* [Supplied entries]:

◇ ◇ ◇ ◇ ◇ ◇ ◇

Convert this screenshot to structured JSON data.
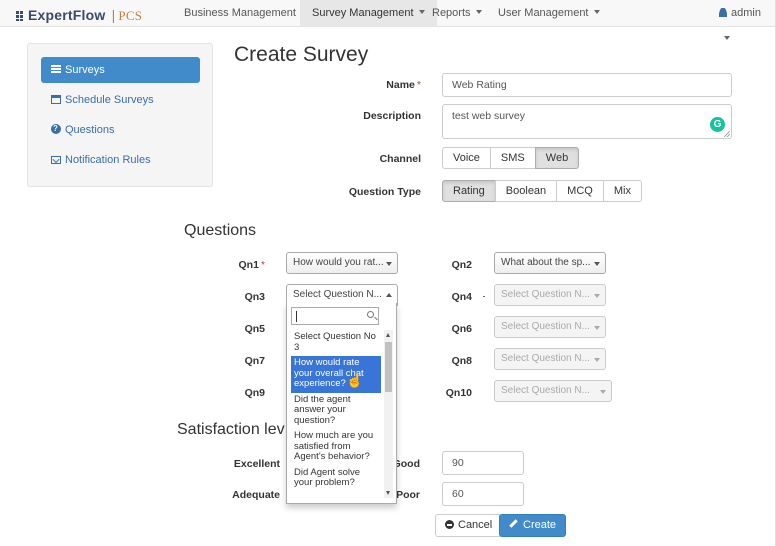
{
  "nav": {
    "brand": "ExpertFlow",
    "brand_sep": "|",
    "brand_suffix": "PCS",
    "items": [
      {
        "label": "Business Management"
      },
      {
        "label": "Survey Management"
      },
      {
        "label": "Reports"
      },
      {
        "label": "User Management"
      }
    ],
    "active_index": 1,
    "user": "admin"
  },
  "sidebar": {
    "items": [
      {
        "label": "Surveys",
        "icon": "list-icon",
        "active": true
      },
      {
        "label": "Schedule Surveys",
        "icon": "calendar-icon"
      },
      {
        "label": "Questions",
        "icon": "question-circle-icon"
      },
      {
        "label": "Notification Rules",
        "icon": "envelope-icon"
      }
    ]
  },
  "page": {
    "title": "Create Survey"
  },
  "form": {
    "name_label": "Name",
    "required_mark": "*",
    "name_value": "Web Rating",
    "description_label": "Description",
    "description_value": "test web survey",
    "grammarly_glyph": "G",
    "channel_label": "Channel",
    "channel_options": [
      "Voice",
      "SMS",
      "Web"
    ],
    "channel_selected": "Web",
    "question_type_label": "Question Type",
    "question_type_options": [
      "Rating",
      "Boolean",
      "MCQ",
      "Mix"
    ],
    "question_type_selected": "Rating"
  },
  "questions": {
    "heading": "Questions",
    "slots": [
      {
        "label": "Qn1",
        "required": true,
        "value": "How would you rat..."
      },
      {
        "label": "Qn2",
        "value": "What about the sp..."
      },
      {
        "label": "Qn3",
        "value": "Select Question N...",
        "open": true
      },
      {
        "label": "Qn4",
        "value": "Select Question N...",
        "disabled": true
      },
      {
        "label": "Qn5",
        "value": ""
      },
      {
        "label": "Qn6",
        "value": "Select Question N...",
        "disabled": true
      },
      {
        "label": "Qn7",
        "value": ""
      },
      {
        "label": "Qn8",
        "value": "Select Question N...",
        "disabled": true
      },
      {
        "label": "Qn9",
        "value": ""
      },
      {
        "label": "Qn10",
        "value": "Select Question N...",
        "disabled": true
      }
    ],
    "dropdown": {
      "search_value": "",
      "options": [
        "Select Question No 3",
        "How would rate your overall chat experience?",
        "Did the agent answer your question?",
        "How much are you satisfied from Agent's behavior?",
        "Did Agent solve your problem?"
      ],
      "highlighted_index": 1
    }
  },
  "satisfaction": {
    "heading": "Satisfaction lev",
    "excellent_label": "Excellent",
    "good_label": "Good",
    "good_value": "90",
    "adequate_label": "Adequate",
    "poor_label": "Poor",
    "poor_value": "60"
  },
  "actions": {
    "cancel_label": "Cancel",
    "create_label": "Create"
  }
}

◇ ◇ ◇ ◇ ◇ ◇ ◇

* [What is needed]: Go through the records above, find every line with the word "icon", and list those lines.

* [Reply]:
        "icon": "list-icon",
        "icon": "calendar-icon"
        "icon": "question-circle-icon"
        "icon": "envelope-icon"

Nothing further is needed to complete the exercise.